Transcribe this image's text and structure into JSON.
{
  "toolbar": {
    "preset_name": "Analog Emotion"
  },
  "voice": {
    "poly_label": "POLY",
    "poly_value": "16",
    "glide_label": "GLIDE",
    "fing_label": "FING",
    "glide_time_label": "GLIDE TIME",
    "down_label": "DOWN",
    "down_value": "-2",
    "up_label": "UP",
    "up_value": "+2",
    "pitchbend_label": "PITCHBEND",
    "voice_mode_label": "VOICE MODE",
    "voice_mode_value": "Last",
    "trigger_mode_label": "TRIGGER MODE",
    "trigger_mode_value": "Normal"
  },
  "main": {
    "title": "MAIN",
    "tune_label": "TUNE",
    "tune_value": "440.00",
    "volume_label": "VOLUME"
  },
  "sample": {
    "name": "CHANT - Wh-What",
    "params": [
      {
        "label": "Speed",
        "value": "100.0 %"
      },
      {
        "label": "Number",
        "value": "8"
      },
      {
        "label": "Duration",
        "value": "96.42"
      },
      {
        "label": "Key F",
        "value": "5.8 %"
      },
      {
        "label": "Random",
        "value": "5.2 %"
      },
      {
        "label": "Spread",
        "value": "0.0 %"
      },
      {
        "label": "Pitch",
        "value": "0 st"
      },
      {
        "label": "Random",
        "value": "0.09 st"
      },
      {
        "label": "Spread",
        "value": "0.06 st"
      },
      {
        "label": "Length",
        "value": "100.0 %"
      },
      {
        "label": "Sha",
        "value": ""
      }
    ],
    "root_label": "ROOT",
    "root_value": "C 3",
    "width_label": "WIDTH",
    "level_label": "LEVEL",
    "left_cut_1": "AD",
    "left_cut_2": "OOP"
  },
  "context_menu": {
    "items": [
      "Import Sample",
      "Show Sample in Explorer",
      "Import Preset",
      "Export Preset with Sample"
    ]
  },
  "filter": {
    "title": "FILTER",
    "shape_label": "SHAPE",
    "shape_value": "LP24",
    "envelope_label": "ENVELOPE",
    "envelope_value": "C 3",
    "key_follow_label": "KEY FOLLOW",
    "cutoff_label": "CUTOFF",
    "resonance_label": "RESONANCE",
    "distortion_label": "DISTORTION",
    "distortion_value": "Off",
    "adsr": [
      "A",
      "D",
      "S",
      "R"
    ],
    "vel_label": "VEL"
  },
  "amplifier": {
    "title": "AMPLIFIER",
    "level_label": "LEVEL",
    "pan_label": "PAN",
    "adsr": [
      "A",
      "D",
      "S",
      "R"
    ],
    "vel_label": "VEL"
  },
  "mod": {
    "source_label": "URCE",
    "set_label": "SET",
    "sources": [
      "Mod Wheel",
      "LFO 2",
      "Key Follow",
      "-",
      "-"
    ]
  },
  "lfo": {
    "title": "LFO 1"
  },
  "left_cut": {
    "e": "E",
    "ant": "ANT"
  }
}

◆ **WHAT YOU WILL DO**:
What is the number of lines above that hold the string "GLIDE"? Answer with that number alone.

◆ **SOLVED EXERCISE**:
2